Text block
↓

A rapid and sensitive LC-ESI-MS/MS method for detection and quantitation of methylprednisolone and methylprednisolone acetate in rat plasma after intra-articular administration.

A rapid, sensitive and specific liquid chromatography-electrospray-tandem mass spectrometric (LC-ESI-MS/MS) method for the simultaneous detection and quantitation of methylprednisolone acetate (MPA) and methylprednisolone (MP) in rat plasma, using a triple-stage quadrupole, has been developed and validated. MP-D(2) was used as internal standard (IS) and acetonitrile was added to plasma samples for protein precipitation. After extraction with dichloromethane, the analytes were separated on a C-12 reversed-phase column by isocratic elution (6min at a flow rate 0.2mLmin(-1)) with water containing 0.01% formic acid (A) and acetonitrile (B) (50:50, v/v). Quantitation was performed in positive ion multiple reaction monitoring (MRM) mode by applying the following precursor-to-product ion transitions: MPA m/z 417-->135+161+253; MP m/z 375-->135+161+253; IS m/z 377-->135+161+253. The method, validated over the concentration range 6-600ngmL(-1), has been shown to meet the current requirements of bioananalytical validation, providing satisfactory results in terms of linearity, recovery, intra-day and inter-day precision and accuracy. The lower limit of quantitation (LLOQ) was 6ngmL(-1) for both the analytes (0.080 and 0.072pmol injected for MP and MPA, respectively). The method was successfully applied to monitor the plasma levels of MPA and MP following intra-articular (IA) injections of a low MPA (Depo-Medrol((R))) dose in rats.

↑

Work instructions
(a) Rewrite the paragraph of the abstract that begins "A rapid, sensitive and specific liquid chromatography" as a short bulleted list that keeps its main facts.
(b) Reproduce the wording of the abstract from "A rapid and" to "after intra-articular administration." without changing anything.

Supplied material
↓

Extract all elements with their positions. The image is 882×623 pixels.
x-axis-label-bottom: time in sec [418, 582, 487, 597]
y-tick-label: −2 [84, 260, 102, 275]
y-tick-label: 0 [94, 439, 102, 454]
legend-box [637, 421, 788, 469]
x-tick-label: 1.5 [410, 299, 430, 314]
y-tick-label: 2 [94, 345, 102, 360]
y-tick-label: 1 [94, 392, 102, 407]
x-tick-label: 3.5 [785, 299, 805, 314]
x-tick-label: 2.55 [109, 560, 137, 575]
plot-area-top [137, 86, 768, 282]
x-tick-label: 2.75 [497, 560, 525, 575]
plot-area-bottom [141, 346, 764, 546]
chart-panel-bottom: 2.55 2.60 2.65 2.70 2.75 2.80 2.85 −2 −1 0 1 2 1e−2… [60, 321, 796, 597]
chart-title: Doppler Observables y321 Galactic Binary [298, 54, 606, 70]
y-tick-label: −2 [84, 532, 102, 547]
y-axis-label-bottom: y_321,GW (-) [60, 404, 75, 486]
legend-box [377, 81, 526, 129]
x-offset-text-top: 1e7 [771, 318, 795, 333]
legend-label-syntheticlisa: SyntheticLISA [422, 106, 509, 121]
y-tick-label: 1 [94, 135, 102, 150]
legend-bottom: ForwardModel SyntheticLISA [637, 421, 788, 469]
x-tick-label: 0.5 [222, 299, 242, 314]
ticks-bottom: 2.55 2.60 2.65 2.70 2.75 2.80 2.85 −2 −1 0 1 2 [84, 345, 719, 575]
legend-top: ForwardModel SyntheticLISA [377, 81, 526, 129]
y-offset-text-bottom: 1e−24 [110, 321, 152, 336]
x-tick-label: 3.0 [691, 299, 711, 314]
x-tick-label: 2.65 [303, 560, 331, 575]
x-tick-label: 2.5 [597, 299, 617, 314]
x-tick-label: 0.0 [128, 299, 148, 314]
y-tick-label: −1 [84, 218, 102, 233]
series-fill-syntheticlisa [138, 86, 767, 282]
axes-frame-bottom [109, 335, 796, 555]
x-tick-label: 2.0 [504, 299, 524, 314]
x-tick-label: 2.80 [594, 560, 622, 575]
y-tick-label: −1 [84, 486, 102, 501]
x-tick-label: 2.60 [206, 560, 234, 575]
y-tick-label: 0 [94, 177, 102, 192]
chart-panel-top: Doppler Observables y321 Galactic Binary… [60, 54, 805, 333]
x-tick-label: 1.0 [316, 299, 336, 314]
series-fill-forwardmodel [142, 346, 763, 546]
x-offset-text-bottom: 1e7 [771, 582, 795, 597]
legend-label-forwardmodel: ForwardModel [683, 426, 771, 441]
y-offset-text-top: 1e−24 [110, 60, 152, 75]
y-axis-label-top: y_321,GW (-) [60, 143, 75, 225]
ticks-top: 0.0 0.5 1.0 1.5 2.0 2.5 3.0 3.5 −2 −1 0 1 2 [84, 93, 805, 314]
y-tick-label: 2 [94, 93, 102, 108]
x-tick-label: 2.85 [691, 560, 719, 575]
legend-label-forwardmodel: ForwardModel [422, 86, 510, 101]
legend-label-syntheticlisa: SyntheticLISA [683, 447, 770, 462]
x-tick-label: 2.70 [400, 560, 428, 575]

↑

Your responses
(a)
- An LC-ESI-MS/MS method using a triple-stage quadrupole was developed and validated to detect and quantify methylprednisolone acetate (MPA) and methylprednisolone (MP) together in rat plasma.
- MP-D(2) served as the internal standard. Proteins were precipitated with acetonitrile, and the analytes were extracted with dichloromethane.
- Separation used a C-12 reversed-phase column with 6-minute isocratic elution at 0.2 mL/min. The mobile phase was water with 0.01% formic acid and acetonitrile (50:50, v/v).
- Quantitation used positive ion MRM mode with these transitions: MPA m/z 417, MP m/z 375 and IS m/z 377, each to 135+161+253.
- Validation covered 6–600 ng/mL. Linearity, recovery, intra-day and inter-day precision, and accuracy were all satisfactory.
- The LLOQ was 6 ng/mL for both analytes.
- The method was used to monitor plasma MPA and MP in rats after intra-articular injections of a low Depo-Medrol dose.

(b)
A rapid and sensitive LC-ESI-MS/MS method for detection and quantitation of methylprednisolone and methylprednisolone acetate in rat plasma after intra-articular administration.